- [DATA LINES]
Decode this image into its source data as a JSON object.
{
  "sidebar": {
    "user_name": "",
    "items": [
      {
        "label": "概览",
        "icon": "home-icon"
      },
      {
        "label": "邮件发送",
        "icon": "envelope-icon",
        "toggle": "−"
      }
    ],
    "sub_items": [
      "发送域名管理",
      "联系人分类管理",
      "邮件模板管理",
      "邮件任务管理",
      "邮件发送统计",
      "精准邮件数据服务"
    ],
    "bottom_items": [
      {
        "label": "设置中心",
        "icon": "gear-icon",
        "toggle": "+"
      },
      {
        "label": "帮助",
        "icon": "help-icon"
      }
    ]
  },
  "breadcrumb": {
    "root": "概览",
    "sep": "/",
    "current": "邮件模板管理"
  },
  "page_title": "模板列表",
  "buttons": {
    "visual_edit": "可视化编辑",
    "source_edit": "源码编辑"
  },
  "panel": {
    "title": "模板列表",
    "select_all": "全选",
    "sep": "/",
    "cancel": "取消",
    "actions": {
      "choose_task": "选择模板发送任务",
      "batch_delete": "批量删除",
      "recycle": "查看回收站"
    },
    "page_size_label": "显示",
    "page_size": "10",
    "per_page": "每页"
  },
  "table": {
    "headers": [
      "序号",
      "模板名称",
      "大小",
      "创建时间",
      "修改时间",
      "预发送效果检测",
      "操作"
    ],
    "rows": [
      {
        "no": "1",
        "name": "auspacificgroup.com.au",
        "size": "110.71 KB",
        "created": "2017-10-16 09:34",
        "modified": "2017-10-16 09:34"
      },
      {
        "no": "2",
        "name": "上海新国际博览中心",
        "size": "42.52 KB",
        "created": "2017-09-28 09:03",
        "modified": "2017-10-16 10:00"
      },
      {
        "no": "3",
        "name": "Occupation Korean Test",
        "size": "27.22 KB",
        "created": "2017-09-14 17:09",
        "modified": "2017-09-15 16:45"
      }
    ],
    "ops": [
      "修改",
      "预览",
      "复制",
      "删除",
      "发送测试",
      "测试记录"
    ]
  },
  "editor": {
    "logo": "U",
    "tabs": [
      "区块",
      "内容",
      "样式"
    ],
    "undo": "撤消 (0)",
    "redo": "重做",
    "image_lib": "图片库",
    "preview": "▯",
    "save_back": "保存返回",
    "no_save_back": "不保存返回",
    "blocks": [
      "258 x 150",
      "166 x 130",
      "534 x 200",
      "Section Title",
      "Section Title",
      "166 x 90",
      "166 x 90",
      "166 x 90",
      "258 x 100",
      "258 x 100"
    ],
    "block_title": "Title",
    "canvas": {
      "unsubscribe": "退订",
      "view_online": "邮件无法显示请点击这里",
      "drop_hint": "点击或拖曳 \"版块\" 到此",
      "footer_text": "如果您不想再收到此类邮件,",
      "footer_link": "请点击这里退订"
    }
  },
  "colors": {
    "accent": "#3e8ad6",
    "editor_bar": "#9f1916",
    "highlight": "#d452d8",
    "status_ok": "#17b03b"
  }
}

- [GIVEN INSTRUCTION] Extract the complete data, matching each line exactly.

- [COMPLETE RESPONSE]
Decode this image into its source data as a JSON object.
{
  "sidebar": {
    "user_name": "",
    "items": [
      {
        "label": "概览",
        "icon": "home-icon"
      },
      {
        "label": "邮件发送",
        "icon": "envelope-icon",
        "toggle": "−"
      }
    ],
    "sub_items": [
      "发送域名管理",
      "联系人分类管理",
      "邮件模板管理",
      "邮件任务管理",
      "邮件发送统计",
      "精准邮件数据服务"
    ],
    "bottom_items": [
      {
        "label": "设置中心",
        "icon": "gear-icon",
        "toggle": "+"
      },
      {
        "label": "帮助",
        "icon": "help-icon"
      }
    ]
  },
  "breadcrumb": {
    "root": "概览",
    "sep": "/",
    "current": "邮件模板管理"
  },
  "page_title": "模板列表",
  "buttons": {
    "visual_edit": "可视化编辑",
    "source_edit": "源码编辑"
  },
  "panel": {
    "title": "模板列表",
    "select_all": "全选",
    "sep": "/",
    "cancel": "取消",
    "actions": {
      "choose_task": "选择模板发送任务",
      "batch_delete": "批量删除",
      "recycle": "查看回收站"
    },
    "page_size_label": "显示",
    "page_size": "10",
    "per_page": "每页"
  },
  "table": {
    "headers": [
      "序号",
      "模板名称",
      "大小",
      "创建时间",
      "修改时间",
      "预发送效果检测",
      "操作"
    ],
    "rows": [
      {
        "no": "1",
        "name": "auspacificgroup.com.au",
        "size": "110.71 KB",
        "created": "2017-10-16 09:34",
        "modified": "2017-10-16 09:34"
      },
      {
        "no": "2",
        "name": "上海新国际博览中心",
        "size": "42.52 KB",
        "created": "2017-09-28 09:03",
        "modified": "2017-10-16 10:00"
      },
      {
        "no": "3",
        "name": "Occupation Korean Test",
        "size": "27.22 KB",
        "created": "2017-09-14 17:09",
        "modified": "2017-09-15 16:45"
      }
    ],
    "ops": [
      "修改",
      "预览",
      "复制",
      "删除",
      "发送测试",
      "测试记录"
    ]
  },
  "editor": {
    "logo": "U",
    "tabs": [
      "区块",
      "内容",
      "样式"
    ],
    "undo": "撤消 (0)",
    "redo": "重做",
    "image_lib": "图片库",
    "preview": "▯",
    "save_back": "保存返回",
    "no_save_back": "不保存返回",
    "blocks": [
      "258 x 150",
      "166 x 130",
      "534 x 200",
      "Section Title",
      "Section Title",
      "166 x 90",
      "166 x 90",
      "166 x 90",
      "258 x 100",
      "258 x 100"
    ],
    "block_title": "Title",
    "canvas": {
      "unsubscribe": "退订",
      "view_online": "邮件无法显示请点击这里",
      "drop_hint": "点击或拖曳 \"版块\" 到此",
      "footer_text": "如果您不想再收到此类邮件,",
      "footer_link": "请点击这里退订"
    }
  },
  "colors": {
    "accent": "#3e8ad6",
    "editor_bar": "#9f1916",
    "highlight": "#d452d8",
    "status_ok": "#17b03b"
  }
}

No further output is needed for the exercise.